**ABOUT THIS EXERCISE**
Return every record exactly as written.

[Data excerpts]
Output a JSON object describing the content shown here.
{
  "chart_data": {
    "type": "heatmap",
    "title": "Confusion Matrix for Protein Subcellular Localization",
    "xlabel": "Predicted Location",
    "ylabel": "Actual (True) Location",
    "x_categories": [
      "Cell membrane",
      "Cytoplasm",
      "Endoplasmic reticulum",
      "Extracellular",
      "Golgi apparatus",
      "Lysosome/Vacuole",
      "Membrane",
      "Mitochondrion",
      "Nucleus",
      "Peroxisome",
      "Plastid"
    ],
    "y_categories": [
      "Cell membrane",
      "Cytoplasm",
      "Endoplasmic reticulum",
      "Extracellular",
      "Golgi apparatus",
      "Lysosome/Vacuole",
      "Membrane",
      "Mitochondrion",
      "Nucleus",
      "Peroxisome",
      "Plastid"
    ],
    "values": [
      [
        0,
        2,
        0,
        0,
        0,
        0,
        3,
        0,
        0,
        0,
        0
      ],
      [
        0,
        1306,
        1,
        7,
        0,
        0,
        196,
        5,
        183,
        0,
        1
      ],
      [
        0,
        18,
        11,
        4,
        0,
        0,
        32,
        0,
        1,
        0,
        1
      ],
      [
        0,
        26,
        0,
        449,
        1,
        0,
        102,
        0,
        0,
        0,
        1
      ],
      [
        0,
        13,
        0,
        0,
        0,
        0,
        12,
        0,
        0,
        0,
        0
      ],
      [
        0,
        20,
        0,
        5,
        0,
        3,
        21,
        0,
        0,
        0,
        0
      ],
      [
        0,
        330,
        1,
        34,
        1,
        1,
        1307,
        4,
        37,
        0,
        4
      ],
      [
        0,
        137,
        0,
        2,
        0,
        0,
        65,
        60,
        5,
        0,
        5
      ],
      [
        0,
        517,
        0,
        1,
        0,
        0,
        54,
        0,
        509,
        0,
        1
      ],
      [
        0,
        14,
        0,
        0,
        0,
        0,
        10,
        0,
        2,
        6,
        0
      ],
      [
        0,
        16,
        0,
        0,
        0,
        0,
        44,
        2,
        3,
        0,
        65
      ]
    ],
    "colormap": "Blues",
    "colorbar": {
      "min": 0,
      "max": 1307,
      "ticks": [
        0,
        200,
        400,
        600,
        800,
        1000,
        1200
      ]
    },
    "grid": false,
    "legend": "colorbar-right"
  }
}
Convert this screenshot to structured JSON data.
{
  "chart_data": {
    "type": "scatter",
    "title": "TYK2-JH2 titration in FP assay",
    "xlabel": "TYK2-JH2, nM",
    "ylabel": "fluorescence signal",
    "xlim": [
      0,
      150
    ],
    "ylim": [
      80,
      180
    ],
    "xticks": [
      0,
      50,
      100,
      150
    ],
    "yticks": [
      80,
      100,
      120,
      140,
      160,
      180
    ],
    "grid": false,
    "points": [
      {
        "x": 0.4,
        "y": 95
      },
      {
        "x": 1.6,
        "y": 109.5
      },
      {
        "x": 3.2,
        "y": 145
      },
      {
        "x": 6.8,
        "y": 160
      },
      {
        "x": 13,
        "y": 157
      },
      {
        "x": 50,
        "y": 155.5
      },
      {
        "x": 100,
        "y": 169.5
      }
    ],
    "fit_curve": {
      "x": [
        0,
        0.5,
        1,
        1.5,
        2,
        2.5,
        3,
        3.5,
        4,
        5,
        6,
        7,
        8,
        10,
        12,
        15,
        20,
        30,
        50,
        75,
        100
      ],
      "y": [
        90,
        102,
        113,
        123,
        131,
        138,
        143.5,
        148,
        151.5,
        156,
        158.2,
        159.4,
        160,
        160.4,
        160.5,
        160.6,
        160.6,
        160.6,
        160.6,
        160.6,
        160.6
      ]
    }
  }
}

**SOLUTION FOR THIS PROBLEM**
Output a JSON object describing the content shown here.
{
  "chart_data": {
    "type": "heatmap",
    "title": "Confusion Matrix for Protein Subcellular Localization",
    "xlabel": "Predicted Location",
    "ylabel": "Actual (True) Location",
    "x_categories": [
      "Cell membrane",
      "Cytoplasm",
      "Endoplasmic reticulum",
      "Extracellular",
      "Golgi apparatus",
      "Lysosome/Vacuole",
      "Membrane",
      "Mitochondrion",
      "Nucleus",
      "Peroxisome",
      "Plastid"
    ],
    "y_categories": [
      "Cell membrane",
      "Cytoplasm",
      "Endoplasmic reticulum",
      "Extracellular",
      "Golgi apparatus",
      "Lysosome/Vacuole",
      "Membrane",
      "Mitochondrion",
      "Nucleus",
      "Peroxisome",
      "Plastid"
    ],
    "values": [
      [
        0,
        2,
        0,
        0,
        0,
        0,
        3,
        0,
        0,
        0,
        0
      ],
      [
        0,
        1306,
        1,
        7,
        0,
        0,
        196,
        5,
        183,
        0,
        1
      ],
      [
        0,
        18,
        11,
        4,
        0,
        0,
        32,
        0,
        1,
        0,
        1
      ],
      [
        0,
        26,
        0,
        449,
        1,
        0,
        102,
        0,
        0,
        0,
        1
      ],
      [
        0,
        13,
        0,
        0,
        0,
        0,
        12,
        0,
        0,
        0,
        0
      ],
      [
        0,
        20,
        0,
        5,
        0,
        3,
        21,
        0,
        0,
        0,
        0
      ],
      [
        0,
        330,
        1,
        34,
        1,
        1,
        1307,
        4,
        37,
        0,
        4
      ],
      [
        0,
        137,
        0,
        2,
        0,
        0,
        65,
        60,
        5,
        0,
        5
      ],
      [
        0,
        517,
        0,
        1,
        0,
        0,
        54,
        0,
        509,
        0,
        1
      ],
      [
        0,
        14,
        0,
        0,
        0,
        0,
        10,
        0,
        2,
        6,
        0
      ],
      [
        0,
        16,
        0,
        0,
        0,
        0,
        44,
        2,
        3,
        0,
        65
      ]
    ],
    "colormap": "Blues",
    "colorbar": {
      "min": 0,
      "max": 1307,
      "ticks": [
        0,
        200,
        400,
        600,
        800,
        1000,
        1200
      ]
    },
    "grid": false,
    "legend": "colorbar-right"
  }
}
Convert this screenshot to structured JSON data.
{
  "chart_data": {
    "type": "scatter",
    "title": "TYK2-JH2 titration in FP assay",
    "xlabel": "TYK2-JH2, nM",
    "ylabel": "fluorescence signal",
    "xlim": [
      0,
      150
    ],
    "ylim": [
      80,
      180
    ],
    "xticks": [
      0,
      50,
      100,
      150
    ],
    "yticks": [
      80,
      100,
      120,
      140,
      160,
      180
    ],
    "grid": false,
    "points": [
      {
        "x": 0.4,
        "y": 95
      },
      {
        "x": 1.6,
        "y": 109.5
      },
      {
        "x": 3.2,
        "y": 145
      },
      {
        "x": 6.8,
        "y": 160
      },
      {
        "x": 13,
        "y": 157
      },
      {
        "x": 50,
        "y": 155.5
      },
      {
        "x": 100,
        "y": 169.5
      }
    ],
    "fit_curve": {
      "x": [
        0,
        0.5,
        1,
        1.5,
        2,
        2.5,
        3,
        3.5,
        4,
        5,
        6,
        7,
        8,
        10,
        12,
        15,
        20,
        30,
        50,
        75,
        100
      ],
      "y": [
        90,
        102,
        113,
        123,
        131,
        138,
        143.5,
        148,
        151.5,
        156,
        158.2,
        159.4,
        160,
        160.4,
        160.5,
        160.6,
        160.6,
        160.6,
        160.6,
        160.6,
        160.6
      ]
    }
  }
}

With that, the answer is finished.